### Extracted material
┄┄┄┄┄┄
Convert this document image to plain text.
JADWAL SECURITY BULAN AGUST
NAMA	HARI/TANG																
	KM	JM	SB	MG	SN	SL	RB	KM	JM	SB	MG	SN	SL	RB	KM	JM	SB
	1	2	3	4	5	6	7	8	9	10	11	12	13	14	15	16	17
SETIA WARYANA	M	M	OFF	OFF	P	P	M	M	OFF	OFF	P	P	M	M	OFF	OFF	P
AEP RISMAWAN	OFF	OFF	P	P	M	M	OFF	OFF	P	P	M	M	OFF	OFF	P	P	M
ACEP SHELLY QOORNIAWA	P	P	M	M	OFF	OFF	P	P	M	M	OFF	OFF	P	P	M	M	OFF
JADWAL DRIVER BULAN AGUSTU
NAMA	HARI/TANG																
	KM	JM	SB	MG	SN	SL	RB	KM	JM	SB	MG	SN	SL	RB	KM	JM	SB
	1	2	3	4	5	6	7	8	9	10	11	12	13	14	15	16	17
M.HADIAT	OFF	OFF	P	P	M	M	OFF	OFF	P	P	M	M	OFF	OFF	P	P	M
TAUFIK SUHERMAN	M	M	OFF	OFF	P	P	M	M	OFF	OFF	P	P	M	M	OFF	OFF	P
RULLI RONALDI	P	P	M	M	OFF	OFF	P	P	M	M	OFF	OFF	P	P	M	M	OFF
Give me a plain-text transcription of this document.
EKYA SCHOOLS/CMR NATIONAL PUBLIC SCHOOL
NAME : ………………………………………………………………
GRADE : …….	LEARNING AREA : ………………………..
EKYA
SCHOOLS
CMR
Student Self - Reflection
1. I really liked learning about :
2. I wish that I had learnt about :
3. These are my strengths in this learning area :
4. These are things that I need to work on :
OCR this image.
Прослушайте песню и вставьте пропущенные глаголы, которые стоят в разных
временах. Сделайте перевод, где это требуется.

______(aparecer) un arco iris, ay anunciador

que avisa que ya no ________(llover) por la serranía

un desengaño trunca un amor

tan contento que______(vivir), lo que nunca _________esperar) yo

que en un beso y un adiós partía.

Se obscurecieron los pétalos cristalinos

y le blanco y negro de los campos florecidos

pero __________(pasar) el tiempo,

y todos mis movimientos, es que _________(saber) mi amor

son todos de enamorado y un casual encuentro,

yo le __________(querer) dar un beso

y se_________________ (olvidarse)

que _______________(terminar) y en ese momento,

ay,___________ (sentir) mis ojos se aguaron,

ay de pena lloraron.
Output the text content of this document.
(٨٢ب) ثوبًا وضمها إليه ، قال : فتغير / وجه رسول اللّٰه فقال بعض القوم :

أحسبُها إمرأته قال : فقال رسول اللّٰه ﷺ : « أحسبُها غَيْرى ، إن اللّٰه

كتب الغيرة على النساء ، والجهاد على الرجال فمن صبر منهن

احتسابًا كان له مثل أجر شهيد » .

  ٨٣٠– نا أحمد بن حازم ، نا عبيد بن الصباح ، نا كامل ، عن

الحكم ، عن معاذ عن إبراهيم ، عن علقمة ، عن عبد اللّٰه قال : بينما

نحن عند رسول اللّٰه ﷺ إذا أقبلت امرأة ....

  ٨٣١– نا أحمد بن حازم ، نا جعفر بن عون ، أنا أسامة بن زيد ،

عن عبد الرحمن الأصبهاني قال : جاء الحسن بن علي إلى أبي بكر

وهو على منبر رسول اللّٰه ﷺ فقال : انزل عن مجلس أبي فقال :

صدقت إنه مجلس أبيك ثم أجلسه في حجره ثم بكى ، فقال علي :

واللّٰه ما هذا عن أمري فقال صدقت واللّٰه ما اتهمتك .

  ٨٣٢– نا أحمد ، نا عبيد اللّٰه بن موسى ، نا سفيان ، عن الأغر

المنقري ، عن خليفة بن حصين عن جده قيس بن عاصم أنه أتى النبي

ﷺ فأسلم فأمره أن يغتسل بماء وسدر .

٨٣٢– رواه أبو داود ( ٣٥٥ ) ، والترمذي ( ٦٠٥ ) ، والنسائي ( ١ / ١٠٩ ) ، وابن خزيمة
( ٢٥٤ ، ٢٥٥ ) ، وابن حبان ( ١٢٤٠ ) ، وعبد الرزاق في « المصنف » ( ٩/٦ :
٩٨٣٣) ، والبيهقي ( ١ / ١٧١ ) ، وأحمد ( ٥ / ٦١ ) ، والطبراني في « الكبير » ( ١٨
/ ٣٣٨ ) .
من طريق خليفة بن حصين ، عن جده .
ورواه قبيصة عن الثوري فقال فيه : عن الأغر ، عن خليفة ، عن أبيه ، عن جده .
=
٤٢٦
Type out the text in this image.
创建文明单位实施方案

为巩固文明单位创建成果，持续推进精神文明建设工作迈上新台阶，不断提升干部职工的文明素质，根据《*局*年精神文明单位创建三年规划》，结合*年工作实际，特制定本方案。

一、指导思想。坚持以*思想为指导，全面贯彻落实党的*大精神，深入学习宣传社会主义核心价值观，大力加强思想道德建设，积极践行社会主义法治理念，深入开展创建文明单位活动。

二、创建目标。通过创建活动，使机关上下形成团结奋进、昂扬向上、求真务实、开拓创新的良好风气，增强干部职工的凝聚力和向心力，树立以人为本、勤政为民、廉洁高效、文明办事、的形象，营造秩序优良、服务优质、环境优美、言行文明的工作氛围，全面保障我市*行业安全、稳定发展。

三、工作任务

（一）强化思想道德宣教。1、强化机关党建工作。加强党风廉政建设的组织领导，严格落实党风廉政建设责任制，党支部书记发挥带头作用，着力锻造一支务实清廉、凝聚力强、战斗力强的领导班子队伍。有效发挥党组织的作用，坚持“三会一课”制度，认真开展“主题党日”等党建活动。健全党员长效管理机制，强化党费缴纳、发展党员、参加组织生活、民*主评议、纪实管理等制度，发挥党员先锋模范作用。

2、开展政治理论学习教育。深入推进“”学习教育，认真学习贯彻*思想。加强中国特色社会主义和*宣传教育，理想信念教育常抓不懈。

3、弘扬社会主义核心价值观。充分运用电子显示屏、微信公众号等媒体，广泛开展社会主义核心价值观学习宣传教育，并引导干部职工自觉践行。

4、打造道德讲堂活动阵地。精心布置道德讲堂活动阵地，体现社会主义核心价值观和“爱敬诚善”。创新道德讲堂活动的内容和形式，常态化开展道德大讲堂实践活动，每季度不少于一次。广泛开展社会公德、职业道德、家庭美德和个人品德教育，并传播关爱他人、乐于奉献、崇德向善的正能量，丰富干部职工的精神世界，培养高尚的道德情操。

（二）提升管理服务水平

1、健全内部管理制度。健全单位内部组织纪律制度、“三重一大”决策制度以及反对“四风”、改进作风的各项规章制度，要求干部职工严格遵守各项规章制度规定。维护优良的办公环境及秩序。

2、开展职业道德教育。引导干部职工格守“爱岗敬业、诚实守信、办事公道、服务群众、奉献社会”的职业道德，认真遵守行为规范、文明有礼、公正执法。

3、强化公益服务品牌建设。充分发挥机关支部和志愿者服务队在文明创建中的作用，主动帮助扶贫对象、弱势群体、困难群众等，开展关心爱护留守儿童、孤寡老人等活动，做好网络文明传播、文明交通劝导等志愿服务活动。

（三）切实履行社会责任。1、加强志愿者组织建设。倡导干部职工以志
┄┄┄┄┄┄
### What you are asked to do
Report how many lines of the data hold the string "plain"; give only the number.

### Result
2